**Aim of the task**
Sift the listing for lines that hold the string "text" and pull them out.
[start Given data]
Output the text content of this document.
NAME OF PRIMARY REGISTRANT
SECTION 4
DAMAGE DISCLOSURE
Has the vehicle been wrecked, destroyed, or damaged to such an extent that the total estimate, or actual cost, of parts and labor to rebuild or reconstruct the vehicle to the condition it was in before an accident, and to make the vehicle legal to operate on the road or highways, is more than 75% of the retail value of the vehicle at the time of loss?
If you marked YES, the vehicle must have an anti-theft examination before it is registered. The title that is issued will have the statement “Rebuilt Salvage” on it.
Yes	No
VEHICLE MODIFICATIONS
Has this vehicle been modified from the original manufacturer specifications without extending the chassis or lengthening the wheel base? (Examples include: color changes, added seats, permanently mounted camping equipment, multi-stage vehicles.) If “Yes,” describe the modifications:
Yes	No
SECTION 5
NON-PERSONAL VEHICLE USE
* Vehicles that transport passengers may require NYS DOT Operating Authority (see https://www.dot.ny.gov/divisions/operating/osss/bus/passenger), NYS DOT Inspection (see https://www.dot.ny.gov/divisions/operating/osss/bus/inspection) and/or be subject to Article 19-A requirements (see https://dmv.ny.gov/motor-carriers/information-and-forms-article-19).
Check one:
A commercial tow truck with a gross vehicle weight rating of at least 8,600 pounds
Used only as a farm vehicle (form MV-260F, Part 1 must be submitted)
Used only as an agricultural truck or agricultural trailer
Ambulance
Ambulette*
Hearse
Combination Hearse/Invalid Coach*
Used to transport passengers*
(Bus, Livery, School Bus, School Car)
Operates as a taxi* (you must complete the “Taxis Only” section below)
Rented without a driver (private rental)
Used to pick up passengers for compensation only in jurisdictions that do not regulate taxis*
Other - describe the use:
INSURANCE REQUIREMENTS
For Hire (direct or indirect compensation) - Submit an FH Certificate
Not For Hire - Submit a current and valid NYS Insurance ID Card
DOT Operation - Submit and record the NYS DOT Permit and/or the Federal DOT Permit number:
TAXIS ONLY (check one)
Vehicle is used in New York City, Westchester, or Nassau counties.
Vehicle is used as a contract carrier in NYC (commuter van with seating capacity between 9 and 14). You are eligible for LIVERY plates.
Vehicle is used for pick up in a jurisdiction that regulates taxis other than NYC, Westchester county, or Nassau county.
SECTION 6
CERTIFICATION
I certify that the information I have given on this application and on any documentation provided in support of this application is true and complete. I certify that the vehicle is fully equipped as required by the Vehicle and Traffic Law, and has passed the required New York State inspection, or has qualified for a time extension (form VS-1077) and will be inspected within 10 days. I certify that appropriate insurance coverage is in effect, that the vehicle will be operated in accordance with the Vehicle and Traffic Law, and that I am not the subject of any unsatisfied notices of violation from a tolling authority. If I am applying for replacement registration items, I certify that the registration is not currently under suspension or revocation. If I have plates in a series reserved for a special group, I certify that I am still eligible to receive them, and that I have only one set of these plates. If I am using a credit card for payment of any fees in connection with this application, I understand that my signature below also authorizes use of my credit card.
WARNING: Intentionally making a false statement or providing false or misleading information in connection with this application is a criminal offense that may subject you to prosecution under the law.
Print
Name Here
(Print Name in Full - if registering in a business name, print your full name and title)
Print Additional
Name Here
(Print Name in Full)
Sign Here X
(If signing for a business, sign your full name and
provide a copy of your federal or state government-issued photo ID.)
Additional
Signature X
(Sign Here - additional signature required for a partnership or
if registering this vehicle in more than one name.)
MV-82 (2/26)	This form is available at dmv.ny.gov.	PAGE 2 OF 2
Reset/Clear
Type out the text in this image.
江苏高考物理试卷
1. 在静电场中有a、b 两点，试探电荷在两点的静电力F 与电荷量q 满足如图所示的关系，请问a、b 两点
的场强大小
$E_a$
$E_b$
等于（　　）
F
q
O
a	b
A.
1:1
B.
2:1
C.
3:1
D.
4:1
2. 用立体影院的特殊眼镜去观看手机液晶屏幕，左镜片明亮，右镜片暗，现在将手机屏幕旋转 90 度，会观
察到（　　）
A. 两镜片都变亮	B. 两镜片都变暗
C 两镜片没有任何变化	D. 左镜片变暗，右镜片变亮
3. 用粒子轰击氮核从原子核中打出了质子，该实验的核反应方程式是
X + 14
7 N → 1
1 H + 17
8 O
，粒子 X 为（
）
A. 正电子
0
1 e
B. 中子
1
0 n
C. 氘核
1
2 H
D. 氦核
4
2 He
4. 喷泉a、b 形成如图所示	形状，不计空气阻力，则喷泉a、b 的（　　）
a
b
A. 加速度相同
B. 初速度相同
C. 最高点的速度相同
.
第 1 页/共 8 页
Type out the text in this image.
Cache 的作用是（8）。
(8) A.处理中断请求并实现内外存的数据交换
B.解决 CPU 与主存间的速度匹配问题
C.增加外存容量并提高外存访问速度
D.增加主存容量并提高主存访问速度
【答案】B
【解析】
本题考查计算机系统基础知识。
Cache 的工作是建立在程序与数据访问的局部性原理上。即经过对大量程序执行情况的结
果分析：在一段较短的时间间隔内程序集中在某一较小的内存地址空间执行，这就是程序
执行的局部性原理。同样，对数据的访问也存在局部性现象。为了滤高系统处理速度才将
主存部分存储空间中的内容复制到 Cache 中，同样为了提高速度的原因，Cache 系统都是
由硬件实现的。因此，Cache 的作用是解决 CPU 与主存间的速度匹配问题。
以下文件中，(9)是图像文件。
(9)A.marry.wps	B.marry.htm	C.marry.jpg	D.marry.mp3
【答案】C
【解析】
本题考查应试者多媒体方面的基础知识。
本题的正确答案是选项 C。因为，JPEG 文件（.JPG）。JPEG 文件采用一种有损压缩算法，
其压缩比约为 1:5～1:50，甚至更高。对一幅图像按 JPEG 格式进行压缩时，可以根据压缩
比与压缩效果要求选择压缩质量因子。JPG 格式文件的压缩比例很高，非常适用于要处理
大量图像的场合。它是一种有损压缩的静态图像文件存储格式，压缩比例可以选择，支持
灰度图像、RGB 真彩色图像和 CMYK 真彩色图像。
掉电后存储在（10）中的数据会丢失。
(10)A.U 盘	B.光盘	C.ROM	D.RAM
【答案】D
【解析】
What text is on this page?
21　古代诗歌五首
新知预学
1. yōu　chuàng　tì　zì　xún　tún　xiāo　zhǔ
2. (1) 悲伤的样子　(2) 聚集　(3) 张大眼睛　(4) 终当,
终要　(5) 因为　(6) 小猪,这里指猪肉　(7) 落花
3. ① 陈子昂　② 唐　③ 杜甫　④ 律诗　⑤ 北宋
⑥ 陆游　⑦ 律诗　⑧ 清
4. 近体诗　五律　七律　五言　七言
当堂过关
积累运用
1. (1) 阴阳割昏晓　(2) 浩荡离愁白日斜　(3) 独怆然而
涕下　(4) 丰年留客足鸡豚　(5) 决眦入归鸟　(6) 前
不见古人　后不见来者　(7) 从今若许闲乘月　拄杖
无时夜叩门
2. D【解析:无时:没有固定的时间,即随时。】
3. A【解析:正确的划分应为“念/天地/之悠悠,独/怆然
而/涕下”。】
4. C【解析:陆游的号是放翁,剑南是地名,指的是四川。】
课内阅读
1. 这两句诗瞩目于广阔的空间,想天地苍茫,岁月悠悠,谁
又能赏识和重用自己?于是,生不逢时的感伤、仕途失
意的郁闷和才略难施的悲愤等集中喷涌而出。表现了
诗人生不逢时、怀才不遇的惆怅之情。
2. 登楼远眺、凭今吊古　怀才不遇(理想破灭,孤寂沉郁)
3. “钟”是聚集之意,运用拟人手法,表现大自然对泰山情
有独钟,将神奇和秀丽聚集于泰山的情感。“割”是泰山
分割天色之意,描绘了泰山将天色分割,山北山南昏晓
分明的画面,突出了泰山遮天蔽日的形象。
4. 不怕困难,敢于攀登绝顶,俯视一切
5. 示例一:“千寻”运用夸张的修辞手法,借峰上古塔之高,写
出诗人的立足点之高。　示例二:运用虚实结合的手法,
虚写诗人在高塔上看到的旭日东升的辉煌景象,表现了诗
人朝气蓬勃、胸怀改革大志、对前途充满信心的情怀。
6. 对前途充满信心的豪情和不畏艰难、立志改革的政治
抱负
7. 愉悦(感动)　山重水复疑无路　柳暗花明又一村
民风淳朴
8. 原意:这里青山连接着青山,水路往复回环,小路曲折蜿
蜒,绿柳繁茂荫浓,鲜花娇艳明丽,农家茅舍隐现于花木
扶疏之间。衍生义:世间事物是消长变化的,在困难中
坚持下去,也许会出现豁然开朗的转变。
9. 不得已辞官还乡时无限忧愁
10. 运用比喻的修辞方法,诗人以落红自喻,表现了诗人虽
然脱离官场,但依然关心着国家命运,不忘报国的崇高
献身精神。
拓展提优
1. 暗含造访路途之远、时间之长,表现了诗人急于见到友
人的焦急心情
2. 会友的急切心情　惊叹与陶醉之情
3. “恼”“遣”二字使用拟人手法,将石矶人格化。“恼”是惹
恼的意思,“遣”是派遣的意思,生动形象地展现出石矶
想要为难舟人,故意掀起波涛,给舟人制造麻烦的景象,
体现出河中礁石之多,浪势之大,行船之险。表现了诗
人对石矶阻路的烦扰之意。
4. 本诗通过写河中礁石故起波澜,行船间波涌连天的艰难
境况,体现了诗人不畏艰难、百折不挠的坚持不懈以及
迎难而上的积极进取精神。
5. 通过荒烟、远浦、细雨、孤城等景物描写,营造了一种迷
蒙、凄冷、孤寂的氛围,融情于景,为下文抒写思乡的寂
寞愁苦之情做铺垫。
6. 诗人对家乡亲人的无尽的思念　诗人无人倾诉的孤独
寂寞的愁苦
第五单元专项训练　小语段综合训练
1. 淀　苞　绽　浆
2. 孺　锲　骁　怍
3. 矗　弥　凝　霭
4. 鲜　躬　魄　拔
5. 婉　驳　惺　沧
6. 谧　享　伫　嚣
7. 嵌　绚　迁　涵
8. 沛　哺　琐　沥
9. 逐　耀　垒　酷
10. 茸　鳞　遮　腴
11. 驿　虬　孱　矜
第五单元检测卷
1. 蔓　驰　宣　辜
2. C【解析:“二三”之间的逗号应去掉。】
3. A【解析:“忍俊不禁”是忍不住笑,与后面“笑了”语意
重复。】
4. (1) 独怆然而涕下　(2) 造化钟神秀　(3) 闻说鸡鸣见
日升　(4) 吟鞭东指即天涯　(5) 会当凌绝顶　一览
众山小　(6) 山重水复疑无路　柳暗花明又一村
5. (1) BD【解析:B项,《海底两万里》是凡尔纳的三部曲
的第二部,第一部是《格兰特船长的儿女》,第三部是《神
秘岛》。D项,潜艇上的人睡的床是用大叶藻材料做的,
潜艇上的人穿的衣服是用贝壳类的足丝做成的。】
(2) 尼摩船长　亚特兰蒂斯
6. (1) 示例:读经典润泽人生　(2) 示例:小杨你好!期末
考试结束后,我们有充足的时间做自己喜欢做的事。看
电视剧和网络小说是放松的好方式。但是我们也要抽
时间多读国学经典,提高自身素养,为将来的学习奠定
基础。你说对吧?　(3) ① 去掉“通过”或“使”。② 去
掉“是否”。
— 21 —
[end Given data]
**Solution to this exercise**
Output the text content of this document.
Type out the text in this image.
Type out the text in this image.
What text is on this page?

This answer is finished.